(Recorded data)

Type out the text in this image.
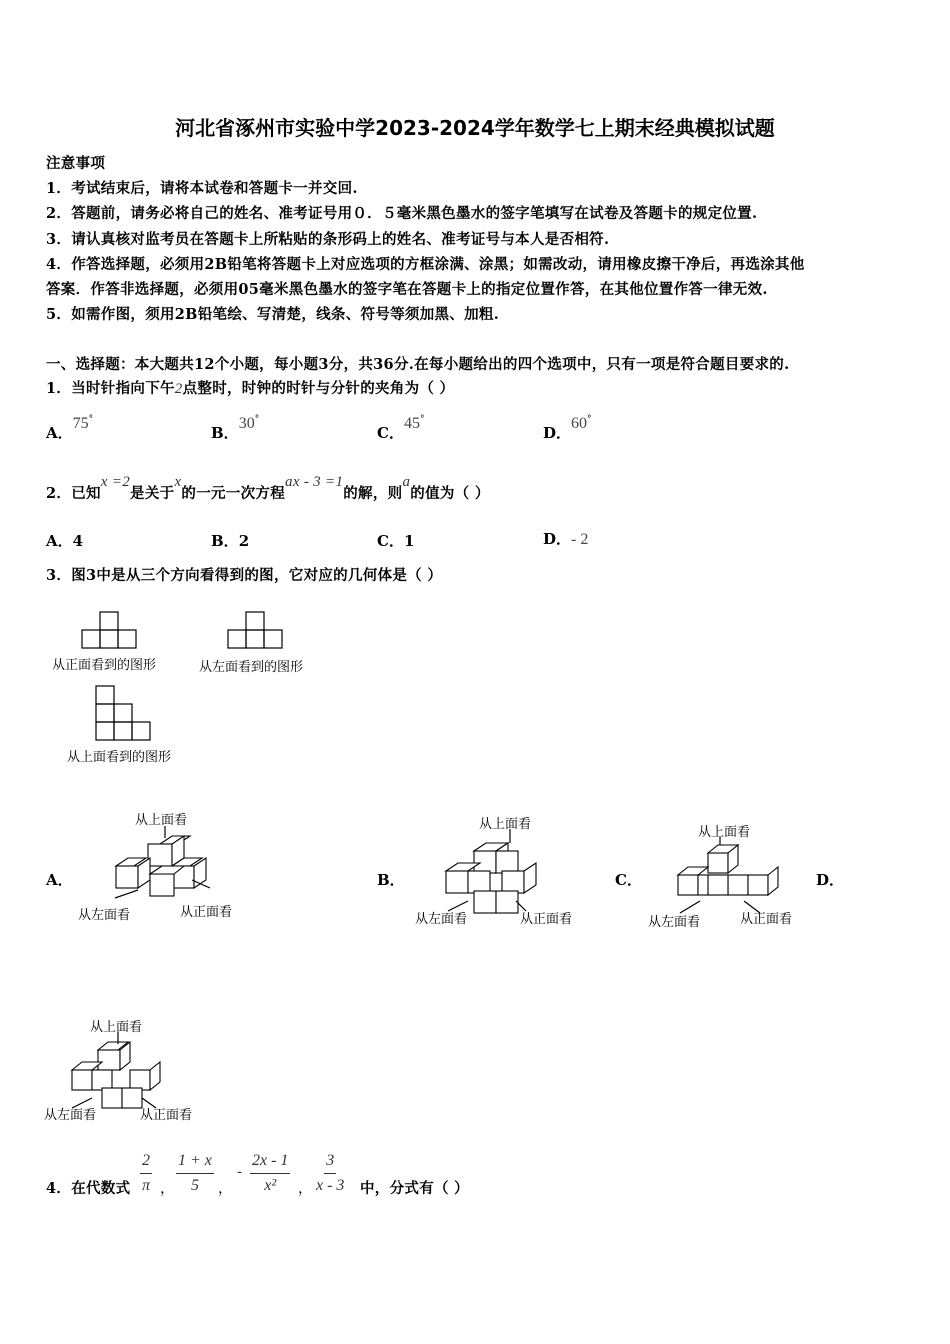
河北省涿州市实验中学2023-2024学年数学七上期末经典模拟试题
注意事项
1．考试结束后，请将本试卷和答题卡一并交回.
2．答题前，请务必将自己的姓名、准考证号用０．５毫米黑色墨水的签字笔填写在试卷及答题卡的规定位置.
3．请认真核对监考员在答题卡上所粘贴的条形码上的姓名、准考证号与本人是否相符.
4．作答选择题，必须用2B铅笔将答题卡上对应选项的方框涂满、涂黑；如需改动，请用橡皮擦干净后，再选涂其他
答案．作答非选择题，必须用05毫米黑色墨水的签字笔在答题卡上的指定位置作答，在其他位置作答一律无效.
5．如需作图，须用2B铅笔绘、写清楚，线条、符号等须加黑、加粗.
一、选择题：本大题共12个小题，每小题3分，共36分.在每小题给出的四个选项中，只有一项是符合题目要求的.
1．当时针指向下午2点整时，时钟的时针与分针的夹角为（ ）
A．75°
B．30°
C．45°
D．60°
2．已知x =2是关于x的一元一次方程ax - 3 =1的解，则a的值为（ ）
A．4	B．2	C．1	D．- 2
3．图3中是从三个方向看得到的图，它对应的几何体是（ ）
从正面看到的图形	从左面看到的图形
从上面看到的图形
A．	B．	C．	D．
从上面看
从左面看	从正面看
从上面看
从左面看	从正面看
从上面看
从左面看	从正面看
从上面看
从左面看	从正面看
4．在代数式 $\frac{2}{\pi}$ ， $\frac{1 + x}{5}$ ，
- $\frac{2x - 1}{\text{x²}}$ ， $\frac{3}{x - 3}$ 中，分式有（ ）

▶ _DIRECTION_:
Each line of the data is to be duplicated exactly; pictures stay out of the copy.

▶ _SOLVED PROBLEM_:
Type out the text in this image.
河北省涿州市实验中学2023-2024学年数学七上期末经典模拟试题
注意事项
1．考试结束后，请将本试卷和答题卡一并交回.
2．答题前，请务必将自己的姓名、准考证号用０．５毫米黑色墨水的签字笔填写在试卷及答题卡的规定位置.
3．请认真核对监考员在答题卡上所粘贴的条形码上的姓名、准考证号与本人是否相符.
4．作答选择题，必须用2B铅笔将答题卡上对应选项的方框涂满、涂黑；如需改动，请用橡皮擦干净后，再选涂其他
答案．作答非选择题，必须用05毫米黑色墨水的签字笔在答题卡上的指定位置作答，在其他位置作答一律无效.
5．如需作图，须用2B铅笔绘、写清楚，线条、符号等须加黑、加粗.
一、选择题：本大题共12个小题，每小题3分，共36分.在每小题给出的四个选项中，只有一项是符合题目要求的.
1．当时针指向下午2点整时，时钟的时针与分针的夹角为（ ）
A．75°
B．30°
C．45°
D．60°
2．已知x =2是关于x的一元一次方程ax - 3 =1的解，则a的值为（ ）
A．4	B．2	C．1	D．- 2
3．图3中是从三个方向看得到的图，它对应的几何体是（ ）
从正面看到的图形	从左面看到的图形
从上面看到的图形
A．	B．	C．	D．
从上面看
从左面看	从正面看
从上面看
从左面看	从正面看
从上面看
从左面看	从正面看
从上面看
从左面看	从正面看
4．在代数式 $\frac{2}{\pi}$ ， $\frac{1 + x}{5}$ ，
- $\frac{2x - 1}{\text{x²}}$ ， $\frac{3}{x - 3}$ 中，分式有（ ）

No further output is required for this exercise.